» GIVEN TASK
Give a verbatim copy of the lines below, minus the pictures.

» SUPPLIED MATERIAL
────────────────

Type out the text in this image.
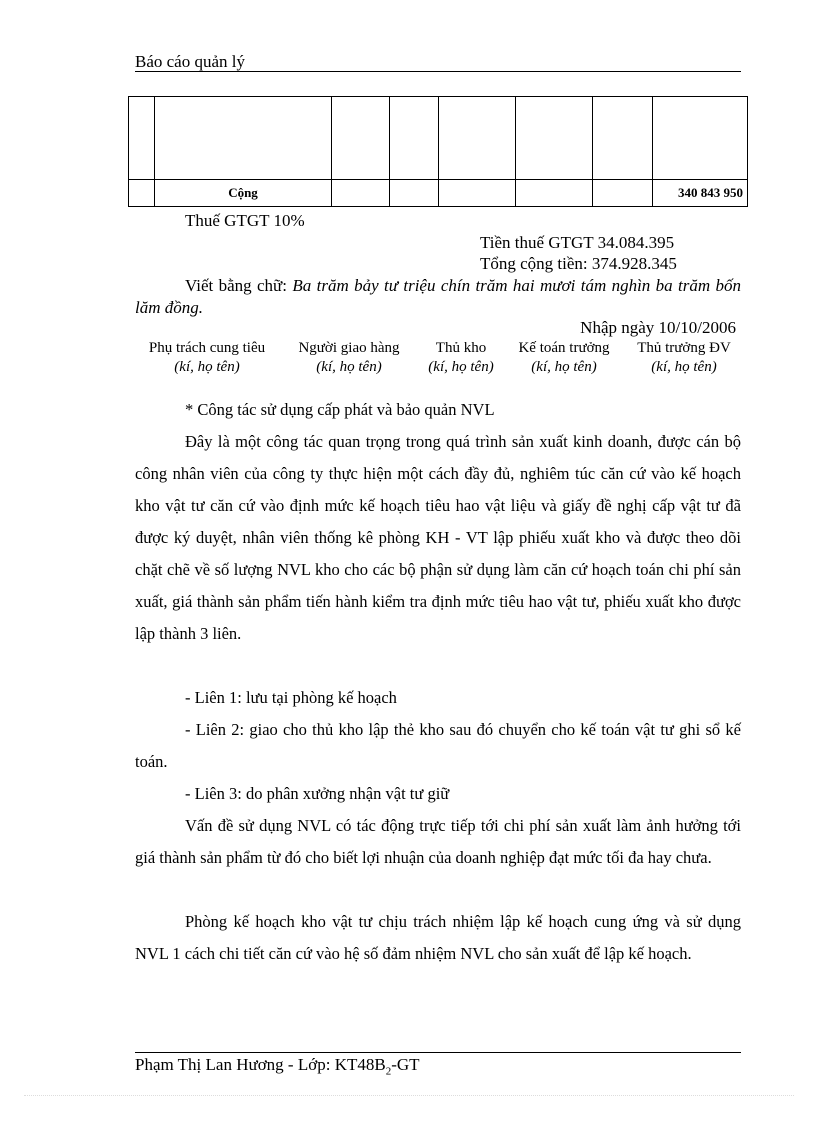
Báo cáo quản lý

	Cộng						340 843 950
Thuế GTGT 10%
Tiền thuế GTGT 34.084.395
Tổng cộng tiền: 374.928.345
Viết bằng chữ: Ba trăm bảy tư triệu chín trăm hai mươi tám nghìn ba trăm bốn lăm đồng.
Nhập ngày 10/10/2006
Phụ trách cung tiêu
(kí, họ tên)
Người giao hàng
(kí, họ tên)
Thủ kho
(kí, họ tên)
Kế toán trưởng
(kí, họ tên)
Thủ trưởng ĐV
(kí, họ tên)
* Công tác sử dụng cấp phát và bảo quản NVL
Đây là một công tác quan trọng trong quá trình sản xuất kinh doanh, được cán bộ công nhân viên của công ty thực hiện một cách đầy đủ, nghiêm túc căn cứ vào kế hoạch kho vật tư căn cứ vào định mức kế hoạch tiêu hao vật liệu và giấy đề nghị cấp vật tư đã được ký duyệt, nhân viên thống kê phòng KH - VT lập phiếu xuất kho và được theo dõi chặt chẽ về số lượng NVL kho cho các bộ phận sử dụng làm căn cứ hoạch toán chi phí sản xuất, giá thành sản phẩm tiến hành kiểm tra định mức tiêu hao vật tư, phiếu xuất kho được lập thành 3 liên.
- Liên 1: lưu tại phòng kế hoạch
- Liên 2: giao cho thủ kho lập thẻ kho sau đó chuyển cho kế toán vật tư ghi sổ kế toán.
- Liên 3: do phân xưởng nhận vật tư giữ
Vấn đề sử dụng NVL có tác động trực tiếp tới chi phí sản xuất làm ảnh hưởng tới giá thành sản phẩm từ đó cho biết lợi nhuận của doanh nghiệp đạt mức tối đa hay chưa.
Phòng kế hoạch kho vật tư chịu trách nhiệm lập kế hoạch cung ứng và sử dụng NVL 1 cách chi tiết căn cứ vào hệ số đảm nhiệm NVL cho sản xuất để lập kế hoạch.
Phạm Thị Lan Hương - Lớp: $KT48B_2-GT$
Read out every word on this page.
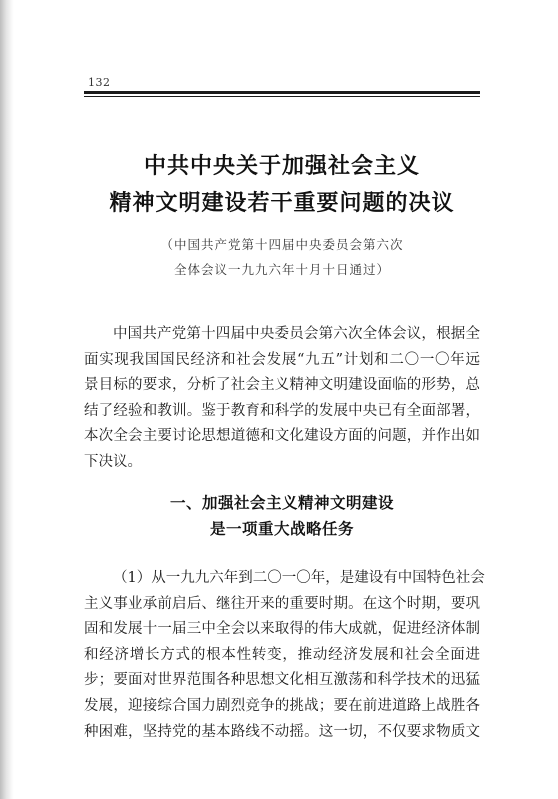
132
中共中央关于加强社会主义
精神文明建设若干重要问题的决议
（中国共产党第十四届中央委员会第六次
全体会议一九九六年十月十日通过）
中国共产党第十四届中央委员会第六次全体会议，根据全
面实现我国国民经济和社会发展“九五”计划和二〇一〇年远
景目标的要求，分析了社会主义精神文明建设面临的形势，总
结了经验和教训。鉴于教育和科学的发展中央已有全面部署，
本次全会主要讨论思想道德和文化建设方面的问题，并作出如
下决议。
一、加强社会主义精神文明建设
是一项重大战略任务
（1）从一九九六年到二〇一〇年，是建设有中国特色社会
主义事业承前启后、继往开来的重要时期。在这个时期，要巩
固和发展十一届三中全会以来取得的伟大成就，促进经济体制
和经济增长方式的根本性转变，推动经济发展和社会全面进
步；要面对世界范围各种思想文化相互激荡和科学技术的迅猛
发展，迎接综合国力剧烈竞争的挑战；要在前进道路上战胜各
种困难，坚持党的基本路线不动摇。这一切，不仅要求物质文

────────────────

» RESPONSE FOR THIS EXERCISE
Type out the text in this image.
Báo cáo quản lý

	Cộng						340 843 950
Thuế GTGT 10%
Tiền thuế GTGT 34.084.395
Tổng cộng tiền: 374.928.345
Viết bằng chữ: Ba trăm bảy tư triệu chín trăm hai mươi tám nghìn ba trăm bốn lăm đồng.
Nhập ngày 10/10/2006
Phụ trách cung tiêu
(kí, họ tên)
Người giao hàng
(kí, họ tên)
Thủ kho
(kí, họ tên)
Kế toán trưởng
(kí, họ tên)
Thủ trưởng ĐV
(kí, họ tên)
* Công tác sử dụng cấp phát và bảo quản NVL
Đây là một công tác quan trọng trong quá trình sản xuất kinh doanh, được cán bộ công nhân viên của công ty thực hiện một cách đầy đủ, nghiêm túc căn cứ vào kế hoạch kho vật tư căn cứ vào định mức kế hoạch tiêu hao vật liệu và giấy đề nghị cấp vật tư đã được ký duyệt, nhân viên thống kê phòng KH - VT lập phiếu xuất kho và được theo dõi chặt chẽ về số lượng NVL kho cho các bộ phận sử dụng làm căn cứ hoạch toán chi phí sản xuất, giá thành sản phẩm tiến hành kiểm tra định mức tiêu hao vật tư, phiếu xuất kho được lập thành 3 liên.
- Liên 1: lưu tại phòng kế hoạch
- Liên 2: giao cho thủ kho lập thẻ kho sau đó chuyển cho kế toán vật tư ghi sổ kế toán.
- Liên 3: do phân xưởng nhận vật tư giữ
Vấn đề sử dụng NVL có tác động trực tiếp tới chi phí sản xuất làm ảnh hưởng tới giá thành sản phẩm từ đó cho biết lợi nhuận của doanh nghiệp đạt mức tối đa hay chưa.
Phòng kế hoạch kho vật tư chịu trách nhiệm lập kế hoạch cung ứng và sử dụng NVL 1 cách chi tiết căn cứ vào hệ số đảm nhiệm NVL cho sản xuất để lập kế hoạch.
Phạm Thị Lan Hương - Lớp: $KT48B_2-GT$
Read out every word on this page.
132
中共中央关于加强社会主义
精神文明建设若干重要问题的决议
（中国共产党第十四届中央委员会第六次
全体会议一九九六年十月十日通过）
中国共产党第十四届中央委员会第六次全体会议，根据全
面实现我国国民经济和社会发展“九五”计划和二〇一〇年远
景目标的要求，分析了社会主义精神文明建设面临的形势，总
结了经验和教训。鉴于教育和科学的发展中央已有全面部署，
本次全会主要讨论思想道德和文化建设方面的问题，并作出如
下决议。
一、加强社会主义精神文明建设
是一项重大战略任务
（1）从一九九六年到二〇一〇年，是建设有中国特色社会
主义事业承前启后、继往开来的重要时期。在这个时期，要巩
固和发展十一届三中全会以来取得的伟大成就，促进经济体制
和经济增长方式的根本性转变，推动经济发展和社会全面进
步；要面对世界范围各种思想文化相互激荡和科学技术的迅猛
发展，迎接综合国力剧烈竞争的挑战；要在前进道路上战胜各
种困难，坚持党的基本路线不动摇。这一切，不仅要求物质文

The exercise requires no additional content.